RECORDS PROVIDED:
=======
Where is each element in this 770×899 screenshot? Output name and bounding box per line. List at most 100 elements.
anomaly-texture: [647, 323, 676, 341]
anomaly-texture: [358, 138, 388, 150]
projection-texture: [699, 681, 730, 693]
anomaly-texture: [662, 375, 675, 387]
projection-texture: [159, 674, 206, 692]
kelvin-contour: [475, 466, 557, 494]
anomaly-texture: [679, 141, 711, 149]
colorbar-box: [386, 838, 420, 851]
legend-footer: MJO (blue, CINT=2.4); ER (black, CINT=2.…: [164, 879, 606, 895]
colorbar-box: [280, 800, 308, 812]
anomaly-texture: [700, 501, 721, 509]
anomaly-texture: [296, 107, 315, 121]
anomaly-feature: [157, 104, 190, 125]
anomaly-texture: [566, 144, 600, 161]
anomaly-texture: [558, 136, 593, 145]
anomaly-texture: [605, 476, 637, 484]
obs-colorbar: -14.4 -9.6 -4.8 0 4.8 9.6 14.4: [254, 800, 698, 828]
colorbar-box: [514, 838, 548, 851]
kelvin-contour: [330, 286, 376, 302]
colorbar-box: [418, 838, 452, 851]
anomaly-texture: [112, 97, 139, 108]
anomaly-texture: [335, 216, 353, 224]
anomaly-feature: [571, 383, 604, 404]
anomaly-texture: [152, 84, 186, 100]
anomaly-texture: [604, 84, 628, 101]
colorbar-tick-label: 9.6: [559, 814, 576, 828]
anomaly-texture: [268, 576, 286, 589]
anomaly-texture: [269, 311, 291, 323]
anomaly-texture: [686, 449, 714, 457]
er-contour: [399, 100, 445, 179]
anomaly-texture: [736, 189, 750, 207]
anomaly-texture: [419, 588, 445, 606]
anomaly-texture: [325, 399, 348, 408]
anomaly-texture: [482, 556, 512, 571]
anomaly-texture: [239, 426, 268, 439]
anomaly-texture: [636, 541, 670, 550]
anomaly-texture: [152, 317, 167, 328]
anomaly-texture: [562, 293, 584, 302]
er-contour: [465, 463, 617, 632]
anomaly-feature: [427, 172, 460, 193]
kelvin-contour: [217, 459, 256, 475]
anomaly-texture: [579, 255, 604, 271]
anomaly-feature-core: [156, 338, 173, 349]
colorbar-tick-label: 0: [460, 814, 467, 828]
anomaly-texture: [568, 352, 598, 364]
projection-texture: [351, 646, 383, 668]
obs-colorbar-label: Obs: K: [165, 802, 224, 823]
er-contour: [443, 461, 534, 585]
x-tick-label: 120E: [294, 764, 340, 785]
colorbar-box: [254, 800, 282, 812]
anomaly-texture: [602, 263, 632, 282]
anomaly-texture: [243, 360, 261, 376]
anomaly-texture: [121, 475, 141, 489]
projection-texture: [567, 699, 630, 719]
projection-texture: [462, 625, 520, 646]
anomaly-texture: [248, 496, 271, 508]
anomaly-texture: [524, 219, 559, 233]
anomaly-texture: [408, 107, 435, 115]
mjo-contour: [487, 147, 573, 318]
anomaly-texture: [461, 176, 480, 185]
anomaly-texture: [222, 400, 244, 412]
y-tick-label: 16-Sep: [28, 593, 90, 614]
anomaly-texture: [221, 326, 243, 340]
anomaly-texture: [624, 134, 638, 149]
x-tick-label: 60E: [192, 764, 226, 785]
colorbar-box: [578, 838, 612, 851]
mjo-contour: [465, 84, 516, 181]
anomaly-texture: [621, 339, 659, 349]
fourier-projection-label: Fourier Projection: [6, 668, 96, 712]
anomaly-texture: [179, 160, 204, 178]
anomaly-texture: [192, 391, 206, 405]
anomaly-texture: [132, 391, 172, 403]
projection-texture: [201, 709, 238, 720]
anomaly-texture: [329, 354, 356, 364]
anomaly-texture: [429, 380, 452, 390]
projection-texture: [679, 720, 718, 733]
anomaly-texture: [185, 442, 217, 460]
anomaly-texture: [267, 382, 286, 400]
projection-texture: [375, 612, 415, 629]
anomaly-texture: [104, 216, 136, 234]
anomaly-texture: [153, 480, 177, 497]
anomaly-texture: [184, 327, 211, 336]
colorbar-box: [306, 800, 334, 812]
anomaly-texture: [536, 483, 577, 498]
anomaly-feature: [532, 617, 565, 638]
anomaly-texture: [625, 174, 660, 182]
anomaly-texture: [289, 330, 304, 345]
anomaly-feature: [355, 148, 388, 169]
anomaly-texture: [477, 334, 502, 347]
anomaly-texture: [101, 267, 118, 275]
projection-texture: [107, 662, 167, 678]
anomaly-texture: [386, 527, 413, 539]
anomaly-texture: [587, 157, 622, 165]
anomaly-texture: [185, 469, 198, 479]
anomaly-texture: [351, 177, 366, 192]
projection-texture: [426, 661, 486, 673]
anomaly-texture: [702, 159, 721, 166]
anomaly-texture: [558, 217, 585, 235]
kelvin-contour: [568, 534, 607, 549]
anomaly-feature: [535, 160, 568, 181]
=======
YOUR TASK: Update the records above by changing every "kelvin-contour" to "kelvin-wave-contour" and give all the lines again, with nothing else changed.

RESULT OF THIS EXERCISE:
Where is each element in this 770×899 screenshot? Output name and bounding box per line. List at most 100 elements.
anomaly-texture: [647, 323, 676, 341]
anomaly-texture: [358, 138, 388, 150]
projection-texture: [699, 681, 730, 693]
anomaly-texture: [662, 375, 675, 387]
projection-texture: [159, 674, 206, 692]
kelvin-wave-contour: [475, 466, 557, 494]
anomaly-texture: [679, 141, 711, 149]
colorbar-box: [386, 838, 420, 851]
legend-footer: MJO (blue, CINT=2.4); ER (black, CINT=2.…: [164, 879, 606, 895]
colorbar-box: [280, 800, 308, 812]
anomaly-texture: [700, 501, 721, 509]
anomaly-texture: [296, 107, 315, 121]
anomaly-feature: [157, 104, 190, 125]
anomaly-texture: [566, 144, 600, 161]
anomaly-texture: [558, 136, 593, 145]
anomaly-texture: [605, 476, 637, 484]
obs-colorbar: -14.4 -9.6 -4.8 0 4.8 9.6 14.4: [254, 800, 698, 828]
colorbar-box: [514, 838, 548, 851]
kelvin-wave-contour: [330, 286, 376, 302]
colorbar-box: [418, 838, 452, 851]
anomaly-texture: [112, 97, 139, 108]
anomaly-texture: [335, 216, 353, 224]
anomaly-feature: [571, 383, 604, 404]
anomaly-texture: [152, 84, 186, 100]
anomaly-texture: [604, 84, 628, 101]
colorbar-tick-label: 9.6: [559, 814, 576, 828]
anomaly-texture: [268, 576, 286, 589]
anomaly-texture: [269, 311, 291, 323]
anomaly-texture: [686, 449, 714, 457]
er-contour: [399, 100, 445, 179]
anomaly-texture: [736, 189, 750, 207]
anomaly-texture: [419, 588, 445, 606]
anomaly-texture: [325, 399, 348, 408]
anomaly-texture: [482, 556, 512, 571]
anomaly-texture: [239, 426, 268, 439]
anomaly-texture: [636, 541, 670, 550]
anomaly-texture: [152, 317, 167, 328]
anomaly-texture: [562, 293, 584, 302]
er-contour: [465, 463, 617, 632]
anomaly-feature: [427, 172, 460, 193]
kelvin-wave-contour: [217, 459, 256, 475]
anomaly-texture: [579, 255, 604, 271]
anomaly-feature-core: [156, 338, 173, 349]
colorbar-tick-label: 0: [460, 814, 467, 828]
anomaly-texture: [568, 352, 598, 364]
projection-texture: [351, 646, 383, 668]
obs-colorbar-label: Obs: K: [165, 802, 224, 823]
er-contour: [443, 461, 534, 585]
x-tick-label: 120E: [294, 764, 340, 785]
colorbar-box: [254, 800, 282, 812]
anomaly-texture: [602, 263, 632, 282]
anomaly-texture: [243, 360, 261, 376]
anomaly-texture: [121, 475, 141, 489]
projection-texture: [567, 699, 630, 719]
projection-texture: [462, 625, 520, 646]
anomaly-texture: [248, 496, 271, 508]
anomaly-texture: [524, 219, 559, 233]
anomaly-texture: [408, 107, 435, 115]
mjo-contour: [487, 147, 573, 318]
anomaly-texture: [461, 176, 480, 185]
anomaly-texture: [222, 400, 244, 412]
y-tick-label: 16-Sep: [28, 593, 90, 614]
anomaly-texture: [221, 326, 243, 340]
anomaly-texture: [624, 134, 638, 149]
x-tick-label: 60E: [192, 764, 226, 785]
colorbar-box: [578, 838, 612, 851]
mjo-contour: [465, 84, 516, 181]
anomaly-texture: [621, 339, 659, 349]
fourier-projection-label: Fourier Projection: [6, 668, 96, 712]
anomaly-texture: [179, 160, 204, 178]
anomaly-texture: [192, 391, 206, 405]
anomaly-texture: [132, 391, 172, 403]
projection-texture: [201, 709, 238, 720]
anomaly-texture: [329, 354, 356, 364]
anomaly-texture: [429, 380, 452, 390]
projection-texture: [679, 720, 718, 733]
anomaly-texture: [185, 442, 217, 460]
anomaly-texture: [267, 382, 286, 400]
projection-texture: [375, 612, 415, 629]
anomaly-texture: [104, 216, 136, 234]
anomaly-texture: [153, 480, 177, 497]
anomaly-texture: [184, 327, 211, 336]
colorbar-box: [306, 800, 334, 812]
anomaly-texture: [536, 483, 577, 498]
anomaly-feature: [532, 617, 565, 638]
anomaly-texture: [625, 174, 660, 182]
anomaly-texture: [289, 330, 304, 345]
anomaly-feature: [355, 148, 388, 169]
anomaly-texture: [477, 334, 502, 347]
anomaly-texture: [101, 267, 118, 275]
projection-texture: [107, 662, 167, 678]
anomaly-texture: [386, 527, 413, 539]
anomaly-texture: [587, 157, 622, 165]
anomaly-texture: [185, 469, 198, 479]
anomaly-texture: [351, 177, 366, 192]
projection-texture: [426, 661, 486, 673]
anomaly-texture: [702, 159, 721, 166]
anomaly-texture: [558, 217, 585, 235]
kelvin-wave-contour: [568, 534, 607, 549]
anomaly-feature: [535, 160, 568, 181]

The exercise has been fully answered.